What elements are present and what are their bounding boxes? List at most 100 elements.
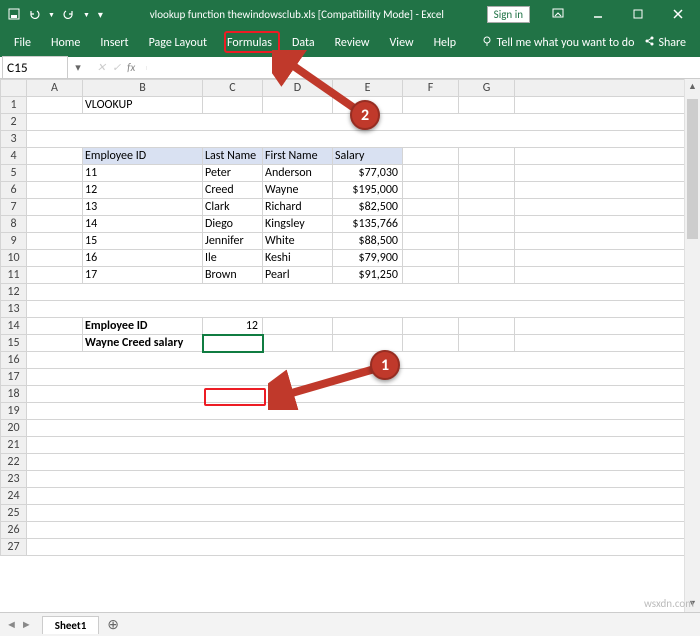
name-box-dropdown-icon[interactable]: ▾ [70, 61, 86, 74]
cell[interactable] [333, 335, 403, 352]
cell[interactable]: Kingsley [263, 216, 333, 233]
cell[interactable]: 12 [203, 318, 263, 335]
sheet-nav-prev-icon[interactable]: ◄ [6, 618, 17, 631]
row-header[interactable]: 3 [1, 131, 27, 148]
cell[interactable] [459, 267, 515, 284]
row-header[interactable]: 21 [1, 437, 27, 454]
cell[interactable] [515, 267, 699, 284]
sheet-tab-active[interactable]: Sheet1 [42, 616, 100, 634]
cell[interactable]: Employee ID [83, 148, 203, 165]
cell[interactable]: 15 [83, 233, 203, 250]
cell[interactable]: Brown [203, 267, 263, 284]
cell[interactable]: Anderson [263, 165, 333, 182]
cell[interactable] [515, 199, 699, 216]
col-header-C[interactable]: C [203, 80, 263, 97]
cell[interactable]: VLOOKUP [83, 97, 203, 114]
cell[interactable] [459, 233, 515, 250]
cell[interactable]: Wayne [263, 182, 333, 199]
col-header-B[interactable]: B [83, 80, 203, 97]
cell[interactable] [515, 335, 699, 352]
cell[interactable]: Jennifer [203, 233, 263, 250]
cell[interactable] [515, 250, 699, 267]
cell[interactable]: 12 [83, 182, 203, 199]
cell[interactable] [515, 233, 699, 250]
row-header[interactable]: 13 [1, 301, 27, 318]
cell[interactable] [27, 148, 83, 165]
cell[interactable] [27, 284, 699, 301]
cell[interactable]: Peter [203, 165, 263, 182]
row-header[interactable]: 15 [1, 335, 27, 352]
spreadsheet-grid[interactable]: A B C D E F G 1VLOOKUP 2 3 4Employee IDL… [0, 79, 700, 556]
row-header[interactable]: 23 [1, 471, 27, 488]
cell[interactable]: Salary [333, 148, 403, 165]
row-header[interactable]: 7 [1, 199, 27, 216]
row-header[interactable]: 11 [1, 267, 27, 284]
qat-customize-icon[interactable]: ▾ [98, 8, 103, 21]
cell[interactable] [403, 148, 459, 165]
row-header[interactable]: 2 [1, 114, 27, 131]
cell[interactable] [333, 318, 403, 335]
cell[interactable]: Employee ID [83, 318, 203, 335]
select-all-corner[interactable] [1, 80, 27, 97]
cell[interactable] [459, 148, 515, 165]
cell[interactable]: Diego [203, 216, 263, 233]
cell[interactable]: $79,900 [333, 250, 403, 267]
cell[interactable] [403, 165, 459, 182]
cell[interactable]: $195,000 [333, 182, 403, 199]
enter-formula-icon[interactable]: ✓ [112, 61, 121, 74]
cell[interactable] [203, 97, 263, 114]
row-header[interactable]: 20 [1, 420, 27, 437]
cell[interactable]: 14 [83, 216, 203, 233]
scrollbar-thumb[interactable] [687, 99, 698, 239]
cell[interactable] [515, 216, 699, 233]
name-box[interactable] [2, 56, 68, 79]
cell[interactable]: 11 [83, 165, 203, 182]
tab-home[interactable]: Home [41, 30, 90, 56]
minimize-icon[interactable] [580, 4, 616, 24]
cell[interactable] [515, 182, 699, 199]
cell[interactable] [27, 250, 83, 267]
redo-icon[interactable] [63, 8, 75, 20]
cell[interactable] [515, 318, 699, 335]
cell[interactable]: $82,500 [333, 199, 403, 216]
cell[interactable]: $88,500 [333, 233, 403, 250]
cell[interactable] [459, 182, 515, 199]
cell[interactable] [515, 165, 699, 182]
cell[interactable]: Wayne Creed salary [83, 335, 203, 352]
ribbon-options-icon[interactable] [540, 4, 576, 24]
cancel-formula-icon[interactable]: ✕ [97, 61, 106, 74]
cell[interactable]: Last Name [203, 148, 263, 165]
cell[interactable] [27, 233, 83, 250]
cell[interactable] [27, 437, 699, 454]
row-header[interactable]: 1 [1, 97, 27, 114]
row-header[interactable]: 8 [1, 216, 27, 233]
close-icon[interactable] [660, 4, 696, 24]
row-header[interactable]: 12 [1, 284, 27, 301]
maximize-icon[interactable] [620, 4, 656, 24]
tell-me-search[interactable]: Tell me what you want to do [481, 35, 635, 51]
cell[interactable] [27, 488, 699, 505]
share-button[interactable]: Share [634, 36, 696, 50]
cell[interactable] [403, 233, 459, 250]
cell[interactable] [459, 97, 515, 114]
save-icon[interactable] [8, 8, 20, 20]
tab-page-layout[interactable]: Page Layout [139, 30, 217, 56]
cell[interactable] [459, 165, 515, 182]
cell[interactable] [403, 199, 459, 216]
cell[interactable]: First Name [263, 148, 333, 165]
add-sheet-icon[interactable]: ⊕ [99, 616, 127, 633]
cell[interactable] [27, 165, 83, 182]
cell[interactable]: 16 [83, 250, 203, 267]
cell[interactable] [27, 454, 699, 471]
sheet-nav-next-icon[interactable]: ► [21, 618, 32, 631]
row-header[interactable]: 4 [1, 148, 27, 165]
row-header[interactable]: 9 [1, 233, 27, 250]
row-header[interactable]: 18 [1, 386, 27, 403]
cell[interactable] [459, 216, 515, 233]
redo-dropdown-icon[interactable]: ▼ [83, 10, 90, 19]
cell[interactable] [27, 182, 83, 199]
cell[interactable] [27, 522, 699, 539]
cell[interactable] [403, 97, 459, 114]
cell[interactable] [27, 97, 83, 114]
sign-in-button[interactable]: Sign in [487, 6, 530, 23]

- _WHAT THE TASK REQUIRES_: Copy out every line of the entries above without changing anything, and leave the pictures out of your answer.

- _CORRECT OUTPUT_:
What elements are present and what are their bounding boxes? List at most 100 elements.
name-box-dropdown-icon[interactable]: ▾ [70, 61, 86, 74]
cell[interactable] [333, 335, 403, 352]
cell[interactable]: Kingsley [263, 216, 333, 233]
cell[interactable]: 12 [203, 318, 263, 335]
sheet-nav-prev-icon[interactable]: ◄ [6, 618, 17, 631]
row-header[interactable]: 3 [1, 131, 27, 148]
cell[interactable] [459, 267, 515, 284]
row-header[interactable]: 21 [1, 437, 27, 454]
cell[interactable] [515, 267, 699, 284]
sheet-tab-active[interactable]: Sheet1 [42, 616, 100, 634]
cell[interactable]: Employee ID [83, 148, 203, 165]
cell[interactable]: 15 [83, 233, 203, 250]
cell[interactable]: Brown [203, 267, 263, 284]
cell[interactable]: Anderson [263, 165, 333, 182]
cell[interactable] [515, 199, 699, 216]
col-header-C[interactable]: C [203, 80, 263, 97]
cell[interactable]: VLOOKUP [83, 97, 203, 114]
cell[interactable] [459, 233, 515, 250]
cell[interactable]: Wayne [263, 182, 333, 199]
col-header-B[interactable]: B [83, 80, 203, 97]
cell[interactable] [515, 335, 699, 352]
cell[interactable]: Jennifer [203, 233, 263, 250]
cell[interactable] [515, 250, 699, 267]
cell[interactable]: 12 [83, 182, 203, 199]
cell[interactable] [515, 233, 699, 250]
row-header[interactable]: 13 [1, 301, 27, 318]
cell[interactable] [27, 148, 83, 165]
cell[interactable] [27, 284, 699, 301]
cell[interactable]: Peter [203, 165, 263, 182]
row-header[interactable]: 15 [1, 335, 27, 352]
spreadsheet-grid[interactable]: A B C D E F G 1VLOOKUP 2 3 4Employee IDL… [0, 79, 700, 556]
row-header[interactable]: 23 [1, 471, 27, 488]
cell[interactable]: Salary [333, 148, 403, 165]
row-header[interactable]: 7 [1, 199, 27, 216]
row-header[interactable]: 11 [1, 267, 27, 284]
qat-customize-icon[interactable]: ▾ [98, 8, 103, 21]
cell[interactable] [403, 148, 459, 165]
row-header[interactable]: 2 [1, 114, 27, 131]
cell[interactable] [333, 318, 403, 335]
cell[interactable]: Employee ID [83, 318, 203, 335]
select-all-corner[interactable] [1, 80, 27, 97]
cell[interactable] [459, 148, 515, 165]
cell[interactable]: Diego [203, 216, 263, 233]
cell[interactable]: $79,900 [333, 250, 403, 267]
cell[interactable] [403, 165, 459, 182]
cell[interactable]: $195,000 [333, 182, 403, 199]
enter-formula-icon[interactable]: ✓ [112, 61, 121, 74]
cell[interactable] [203, 97, 263, 114]
row-header[interactable]: 20 [1, 420, 27, 437]
cell[interactable]: 14 [83, 216, 203, 233]
scrollbar-thumb[interactable] [687, 99, 698, 239]
cell[interactable] [515, 216, 699, 233]
name-box[interactable] [2, 56, 68, 79]
cell[interactable]: 11 [83, 165, 203, 182]
tab-home[interactable]: Home [41, 30, 90, 56]
minimize-icon[interactable] [580, 4, 616, 24]
cell[interactable] [515, 182, 699, 199]
cell[interactable] [27, 250, 83, 267]
redo-icon[interactable] [63, 8, 75, 20]
cell[interactable] [515, 318, 699, 335]
cell[interactable]: $82,500 [333, 199, 403, 216]
cell[interactable]: $88,500 [333, 233, 403, 250]
cell[interactable] [459, 182, 515, 199]
cell[interactable] [515, 165, 699, 182]
cell[interactable]: Wayne Creed salary [83, 335, 203, 352]
ribbon-options-icon[interactable] [540, 4, 576, 24]
cancel-formula-icon[interactable]: ✕ [97, 61, 106, 74]
cell[interactable]: Last Name [203, 148, 263, 165]
cell[interactable] [27, 233, 83, 250]
cell[interactable] [27, 437, 699, 454]
row-header[interactable]: 1 [1, 97, 27, 114]
row-header[interactable]: 8 [1, 216, 27, 233]
close-icon[interactable] [660, 4, 696, 24]
row-header[interactable]: 12 [1, 284, 27, 301]
maximize-icon[interactable] [620, 4, 656, 24]
tell-me-search[interactable]: Tell me what you want to do [481, 35, 635, 51]
cell[interactable] [27, 488, 699, 505]
share-button[interactable]: Share [634, 36, 696, 50]
cell[interactable] [403, 233, 459, 250]
cell[interactable] [459, 97, 515, 114]
save-icon[interactable] [8, 8, 20, 20]
tab-page-layout[interactable]: Page Layout [139, 30, 217, 56]
cell[interactable] [459, 165, 515, 182]
cell[interactable] [403, 199, 459, 216]
cell[interactable]: First Name [263, 148, 333, 165]
add-sheet-icon[interactable]: ⊕ [99, 616, 127, 633]
cell[interactable] [27, 165, 83, 182]
cell[interactable]: 16 [83, 250, 203, 267]
cell[interactable] [27, 454, 699, 471]
sheet-nav-next-icon[interactable]: ► [21, 618, 32, 631]
row-header[interactable]: 4 [1, 148, 27, 165]
row-header[interactable]: 9 [1, 233, 27, 250]
row-header[interactable]: 18 [1, 386, 27, 403]
cell[interactable] [459, 216, 515, 233]
redo-dropdown-icon[interactable]: ▼ [83, 10, 90, 19]
cell[interactable] [27, 182, 83, 199]
cell[interactable] [27, 522, 699, 539]
cell[interactable] [403, 97, 459, 114]
cell[interactable] [27, 97, 83, 114]
sign-in-button[interactable]: Sign in [487, 6, 530, 23]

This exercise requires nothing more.